◆ **Short task**
Copy the data precisely, keeping every character.

◆ **Recorded data**

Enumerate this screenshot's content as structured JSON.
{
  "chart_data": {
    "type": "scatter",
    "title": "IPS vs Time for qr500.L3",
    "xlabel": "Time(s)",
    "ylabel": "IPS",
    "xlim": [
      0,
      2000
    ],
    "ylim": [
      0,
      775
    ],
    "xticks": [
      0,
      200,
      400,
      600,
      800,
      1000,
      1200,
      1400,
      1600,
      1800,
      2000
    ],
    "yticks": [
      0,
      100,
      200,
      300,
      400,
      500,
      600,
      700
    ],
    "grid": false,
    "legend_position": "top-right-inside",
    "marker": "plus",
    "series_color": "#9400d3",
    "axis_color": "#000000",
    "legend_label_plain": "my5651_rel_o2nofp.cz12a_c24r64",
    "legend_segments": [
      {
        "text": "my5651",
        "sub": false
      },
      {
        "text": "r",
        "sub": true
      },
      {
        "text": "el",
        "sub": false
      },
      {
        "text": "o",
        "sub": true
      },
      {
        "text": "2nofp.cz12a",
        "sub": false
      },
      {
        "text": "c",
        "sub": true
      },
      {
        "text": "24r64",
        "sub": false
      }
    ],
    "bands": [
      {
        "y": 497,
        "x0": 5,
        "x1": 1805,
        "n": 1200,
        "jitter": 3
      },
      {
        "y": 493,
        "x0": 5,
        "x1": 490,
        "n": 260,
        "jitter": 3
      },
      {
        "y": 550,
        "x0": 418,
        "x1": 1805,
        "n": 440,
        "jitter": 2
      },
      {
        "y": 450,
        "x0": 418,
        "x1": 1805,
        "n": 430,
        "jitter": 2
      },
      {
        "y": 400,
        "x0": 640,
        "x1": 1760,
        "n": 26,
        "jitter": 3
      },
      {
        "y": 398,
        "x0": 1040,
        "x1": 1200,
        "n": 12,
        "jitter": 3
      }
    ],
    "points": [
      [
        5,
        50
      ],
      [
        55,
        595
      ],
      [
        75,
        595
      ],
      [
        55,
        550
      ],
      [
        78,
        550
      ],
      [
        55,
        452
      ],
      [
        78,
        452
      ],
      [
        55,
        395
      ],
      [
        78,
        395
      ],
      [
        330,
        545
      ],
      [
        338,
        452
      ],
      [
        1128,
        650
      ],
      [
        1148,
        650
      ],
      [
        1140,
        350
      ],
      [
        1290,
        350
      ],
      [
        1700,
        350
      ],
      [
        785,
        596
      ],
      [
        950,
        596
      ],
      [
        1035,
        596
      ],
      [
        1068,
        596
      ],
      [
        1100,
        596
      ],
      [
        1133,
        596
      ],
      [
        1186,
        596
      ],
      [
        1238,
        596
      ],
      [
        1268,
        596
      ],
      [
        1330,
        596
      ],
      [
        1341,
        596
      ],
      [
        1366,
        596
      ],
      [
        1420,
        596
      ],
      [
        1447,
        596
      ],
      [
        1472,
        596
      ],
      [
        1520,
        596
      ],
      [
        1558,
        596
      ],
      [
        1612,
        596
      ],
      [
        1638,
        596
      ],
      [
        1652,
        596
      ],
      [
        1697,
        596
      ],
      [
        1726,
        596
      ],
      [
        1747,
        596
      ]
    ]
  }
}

◆ **Problem solution**
Enumerate this screenshot's content as structured JSON.
{
  "chart_data": {
    "type": "scatter",
    "title": "IPS vs Time for qr500.L3",
    "xlabel": "Time(s)",
    "ylabel": "IPS",
    "xlim": [
      0,
      2000
    ],
    "ylim": [
      0,
      775
    ],
    "xticks": [
      0,
      200,
      400,
      600,
      800,
      1000,
      1200,
      1400,
      1600,
      1800,
      2000
    ],
    "yticks": [
      0,
      100,
      200,
      300,
      400,
      500,
      600,
      700
    ],
    "grid": false,
    "legend_position": "top-right-inside",
    "marker": "plus",
    "series_color": "#9400d3",
    "axis_color": "#000000",
    "legend_label_plain": "my5651_rel_o2nofp.cz12a_c24r64",
    "legend_segments": [
      {
        "text": "my5651",
        "sub": false
      },
      {
        "text": "r",
        "sub": true
      },
      {
        "text": "el",
        "sub": false
      },
      {
        "text": "o",
        "sub": true
      },
      {
        "text": "2nofp.cz12a",
        "sub": false
      },
      {
        "text": "c",
        "sub": true
      },
      {
        "text": "24r64",
        "sub": false
      }
    ],
    "bands": [
      {
        "y": 497,
        "x0": 5,
        "x1": 1805,
        "n": 1200,
        "jitter": 3
      },
      {
        "y": 493,
        "x0": 5,
        "x1": 490,
        "n": 260,
        "jitter": 3
      },
      {
        "y": 550,
        "x0": 418,
        "x1": 1805,
        "n": 440,
        "jitter": 2
      },
      {
        "y": 450,
        "x0": 418,
        "x1": 1805,
        "n": 430,
        "jitter": 2
      },
      {
        "y": 400,
        "x0": 640,
        "x1": 1760,
        "n": 26,
        "jitter": 3
      },
      {
        "y": 398,
        "x0": 1040,
        "x1": 1200,
        "n": 12,
        "jitter": 3
      }
    ],
    "points": [
      [
        5,
        50
      ],
      [
        55,
        595
      ],
      [
        75,
        595
      ],
      [
        55,
        550
      ],
      [
        78,
        550
      ],
      [
        55,
        452
      ],
      [
        78,
        452
      ],
      [
        55,
        395
      ],
      [
        78,
        395
      ],
      [
        330,
        545
      ],
      [
        338,
        452
      ],
      [
        1128,
        650
      ],
      [
        1148,
        650
      ],
      [
        1140,
        350
      ],
      [
        1290,
        350
      ],
      [
        1700,
        350
      ],
      [
        785,
        596
      ],
      [
        950,
        596
      ],
      [
        1035,
        596
      ],
      [
        1068,
        596
      ],
      [
        1100,
        596
      ],
      [
        1133,
        596
      ],
      [
        1186,
        596
      ],
      [
        1238,
        596
      ],
      [
        1268,
        596
      ],
      [
        1330,
        596
      ],
      [
        1341,
        596
      ],
      [
        1366,
        596
      ],
      [
        1420,
        596
      ],
      [
        1447,
        596
      ],
      [
        1472,
        596
      ],
      [
        1520,
        596
      ],
      [
        1558,
        596
      ],
      [
        1612,
        596
      ],
      [
        1638,
        596
      ],
      [
        1652,
        596
      ],
      [
        1697,
        596
      ],
      [
        1726,
        596
      ],
      [
        1747,
        596
      ]
    ]
  }
}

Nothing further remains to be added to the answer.